#### What the exercise asks:
Without further comment, state how many lines in the listing below contain the word "Fecha".

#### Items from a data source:
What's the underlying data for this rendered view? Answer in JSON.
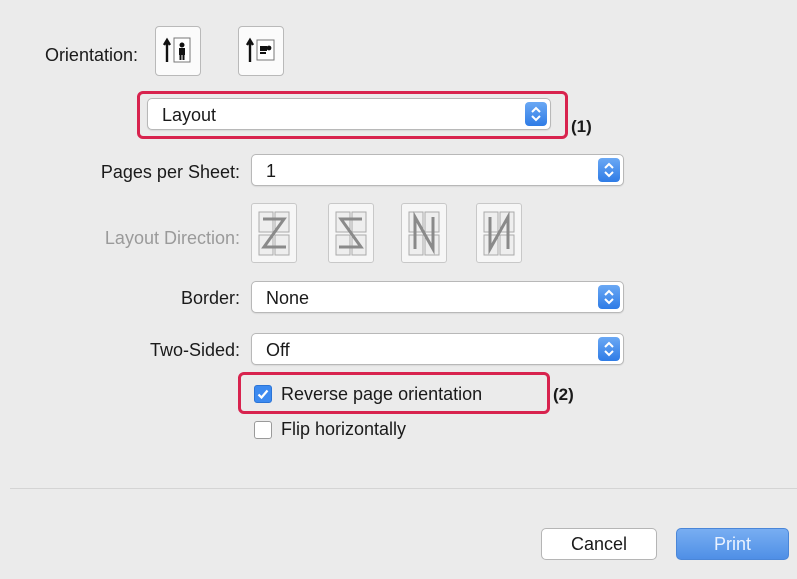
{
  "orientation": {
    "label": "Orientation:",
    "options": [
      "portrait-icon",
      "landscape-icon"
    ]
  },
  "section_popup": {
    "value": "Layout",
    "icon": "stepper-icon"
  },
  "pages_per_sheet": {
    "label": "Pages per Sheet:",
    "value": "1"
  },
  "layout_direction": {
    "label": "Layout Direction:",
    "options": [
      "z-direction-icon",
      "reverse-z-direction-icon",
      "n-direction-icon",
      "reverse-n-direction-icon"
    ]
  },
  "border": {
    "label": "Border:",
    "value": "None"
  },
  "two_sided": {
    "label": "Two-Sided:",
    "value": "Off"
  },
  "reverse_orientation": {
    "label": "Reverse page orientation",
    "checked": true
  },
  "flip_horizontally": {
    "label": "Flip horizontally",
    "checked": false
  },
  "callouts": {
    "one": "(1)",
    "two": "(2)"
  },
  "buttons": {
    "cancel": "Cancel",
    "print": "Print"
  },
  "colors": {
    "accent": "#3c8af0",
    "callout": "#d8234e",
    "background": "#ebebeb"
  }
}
---
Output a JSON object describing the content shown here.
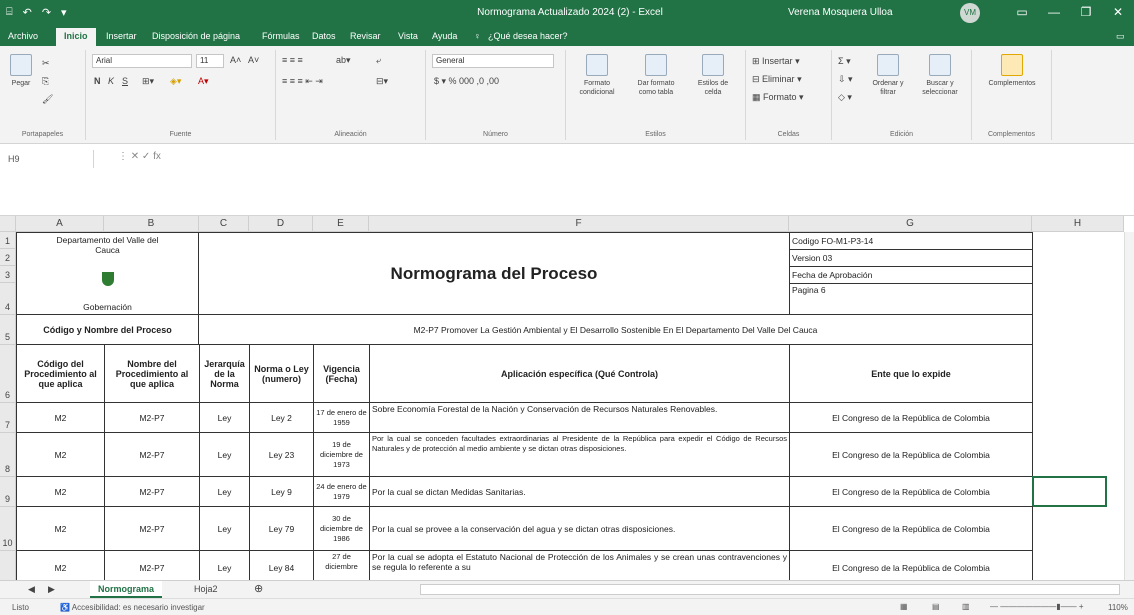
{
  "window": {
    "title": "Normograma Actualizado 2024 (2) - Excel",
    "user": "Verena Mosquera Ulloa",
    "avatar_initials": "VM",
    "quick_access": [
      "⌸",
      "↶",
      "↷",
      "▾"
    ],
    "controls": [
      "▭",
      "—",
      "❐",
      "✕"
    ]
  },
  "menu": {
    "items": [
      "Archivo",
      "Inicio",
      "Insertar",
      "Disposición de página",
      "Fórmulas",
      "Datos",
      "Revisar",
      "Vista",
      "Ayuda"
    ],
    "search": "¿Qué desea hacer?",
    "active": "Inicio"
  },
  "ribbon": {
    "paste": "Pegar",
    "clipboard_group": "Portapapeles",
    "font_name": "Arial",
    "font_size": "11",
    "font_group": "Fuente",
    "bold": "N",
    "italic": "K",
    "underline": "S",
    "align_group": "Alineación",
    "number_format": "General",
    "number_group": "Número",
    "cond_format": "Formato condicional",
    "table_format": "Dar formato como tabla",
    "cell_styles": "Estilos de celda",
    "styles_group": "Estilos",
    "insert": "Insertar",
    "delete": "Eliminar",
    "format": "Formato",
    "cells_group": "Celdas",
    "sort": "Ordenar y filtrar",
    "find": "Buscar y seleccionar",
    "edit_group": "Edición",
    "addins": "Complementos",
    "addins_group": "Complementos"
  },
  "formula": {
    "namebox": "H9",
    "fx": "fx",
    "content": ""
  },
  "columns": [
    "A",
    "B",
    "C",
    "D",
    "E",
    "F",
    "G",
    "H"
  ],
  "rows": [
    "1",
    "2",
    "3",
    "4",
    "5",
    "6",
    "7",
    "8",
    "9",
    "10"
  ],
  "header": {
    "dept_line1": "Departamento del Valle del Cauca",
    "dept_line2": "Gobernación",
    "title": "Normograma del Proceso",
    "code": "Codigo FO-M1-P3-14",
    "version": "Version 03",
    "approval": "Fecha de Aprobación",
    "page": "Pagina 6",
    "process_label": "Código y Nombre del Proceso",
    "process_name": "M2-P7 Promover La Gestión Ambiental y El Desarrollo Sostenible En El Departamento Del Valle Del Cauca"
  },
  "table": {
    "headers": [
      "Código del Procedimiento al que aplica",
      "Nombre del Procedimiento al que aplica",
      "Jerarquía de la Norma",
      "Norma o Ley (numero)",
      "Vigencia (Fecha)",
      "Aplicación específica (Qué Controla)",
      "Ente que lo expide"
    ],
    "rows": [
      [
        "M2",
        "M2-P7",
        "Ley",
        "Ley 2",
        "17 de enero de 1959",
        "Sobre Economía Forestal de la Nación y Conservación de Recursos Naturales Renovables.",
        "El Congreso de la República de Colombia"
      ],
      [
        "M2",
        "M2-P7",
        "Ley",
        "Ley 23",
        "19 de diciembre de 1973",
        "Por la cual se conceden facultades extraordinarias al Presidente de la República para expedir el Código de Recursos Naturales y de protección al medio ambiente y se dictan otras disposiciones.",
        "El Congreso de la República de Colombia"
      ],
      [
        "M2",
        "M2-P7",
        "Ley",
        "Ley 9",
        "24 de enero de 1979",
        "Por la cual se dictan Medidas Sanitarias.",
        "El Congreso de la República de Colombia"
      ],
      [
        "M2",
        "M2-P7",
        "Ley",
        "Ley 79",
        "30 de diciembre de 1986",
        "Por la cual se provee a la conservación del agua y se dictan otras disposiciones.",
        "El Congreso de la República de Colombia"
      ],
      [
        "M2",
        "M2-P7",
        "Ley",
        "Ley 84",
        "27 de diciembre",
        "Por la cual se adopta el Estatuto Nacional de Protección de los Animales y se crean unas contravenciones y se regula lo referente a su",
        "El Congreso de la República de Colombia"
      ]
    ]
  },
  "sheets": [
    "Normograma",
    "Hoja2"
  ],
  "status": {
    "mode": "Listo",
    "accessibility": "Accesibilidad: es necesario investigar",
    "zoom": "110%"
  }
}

#### Solution for this exercise:
2